TASK DATA:
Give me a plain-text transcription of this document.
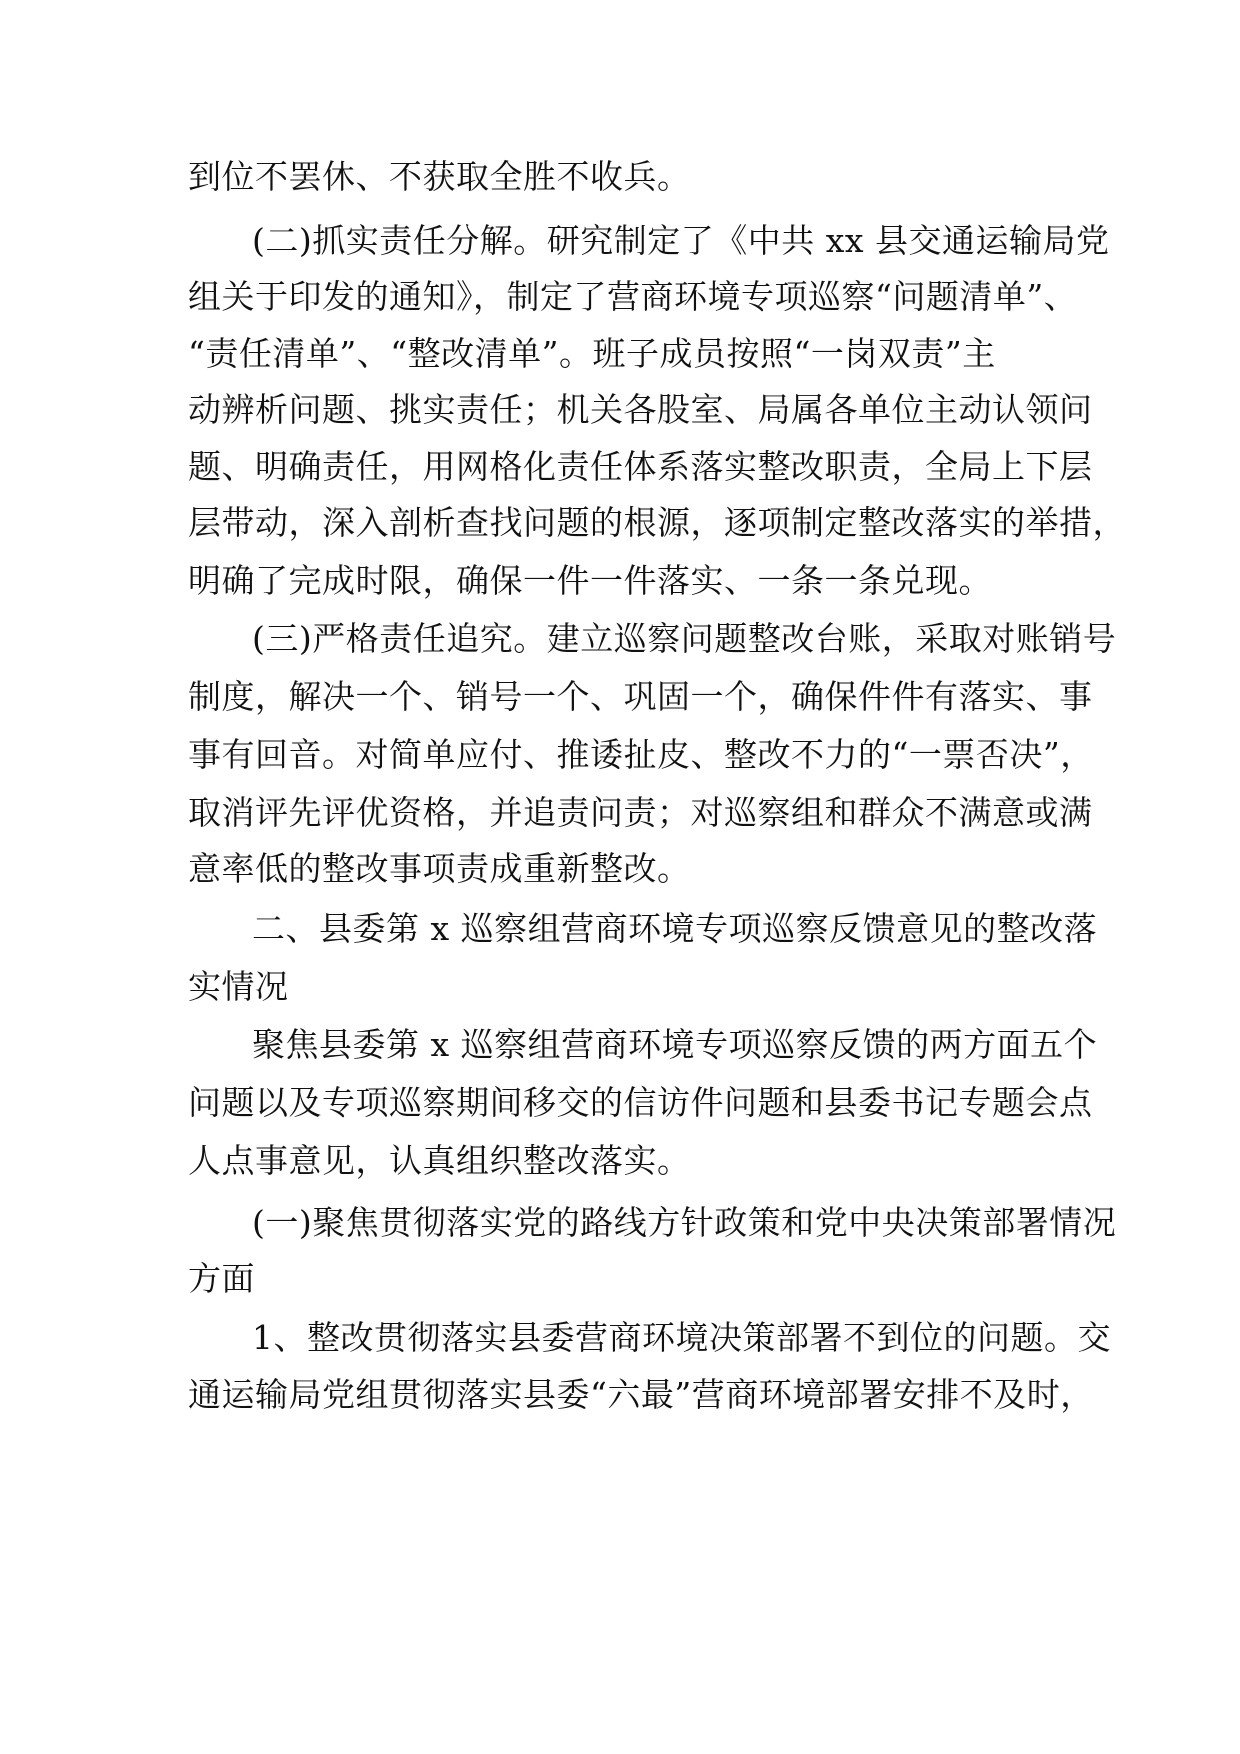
到位不罢休、不获取全胜不收兵。
(二)抓实责任分解。研究制定了《中共 xx 县交通运输局党
组关于印发的通知》，制定了营商环境专项巡察“问题清单”、
“责任清单”、“整改清单”。班子成员按照“一岗双责”主
动辨析问题、挑实责任；机关各股室、局属各单位主动认领问
题、明确责任，用网格化责任体系落实整改职责，全局上下层
层带动，深入剖析查找问题的根源，逐项制定整改落实的举措，
明确了完成时限，确保一件一件落实、一条一条兑现。
(三)严格责任追究。建立巡察问题整改台账，采取对账销号
制度，解决一个、销号一个、巩固一个，确保件件有落实、事
事有回音。对简单应付、推诿扯皮、整改不力的“一票否决”，
取消评先评优资格，并追责问责；对巡察组和群众不满意或满
意率低的整改事项责成重新整改。
二、县委第 x 巡察组营商环境专项巡察反馈意见的整改落
实情况
聚焦县委第 x 巡察组营商环境专项巡察反馈的两方面五个
问题以及专项巡察期间移交的信访件问题和县委书记专题会点
人点事意见，认真组织整改落实。
(一)聚焦贯彻落实党的路线方针政策和党中央决策部署情况
方面
1、整改贯彻落实县委营商环境决策部署不到位的问题。交
通运输局党组贯彻落实县委“六最”营商环境部署安排不及时，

YOUR GOAL: Skip the pictures and print each record exactly as it stands.

TASK RESPONSE:
Give me a plain-text transcription of this document.
到位不罢休、不获取全胜不收兵。
(二)抓实责任分解。研究制定了《中共 xx 县交通运输局党
组关于印发的通知》，制定了营商环境专项巡察“问题清单”、
“责任清单”、“整改清单”。班子成员按照“一岗双责”主
动辨析问题、挑实责任；机关各股室、局属各单位主动认领问
题、明确责任，用网格化责任体系落实整改职责，全局上下层
层带动，深入剖析查找问题的根源，逐项制定整改落实的举措，
明确了完成时限，确保一件一件落实、一条一条兑现。
(三)严格责任追究。建立巡察问题整改台账，采取对账销号
制度，解决一个、销号一个、巩固一个，确保件件有落实、事
事有回音。对简单应付、推诿扯皮、整改不力的“一票否决”，
取消评先评优资格，并追责问责；对巡察组和群众不满意或满
意率低的整改事项责成重新整改。
二、县委第 x 巡察组营商环境专项巡察反馈意见的整改落
实情况
聚焦县委第 x 巡察组营商环境专项巡察反馈的两方面五个
问题以及专项巡察期间移交的信访件问题和县委书记专题会点
人点事意见，认真组织整改落实。
(一)聚焦贯彻落实党的路线方针政策和党中央决策部署情况
方面
1、整改贯彻落实县委营商环境决策部署不到位的问题。交
通运输局党组贯彻落实县委“六最”营商环境部署安排不及时，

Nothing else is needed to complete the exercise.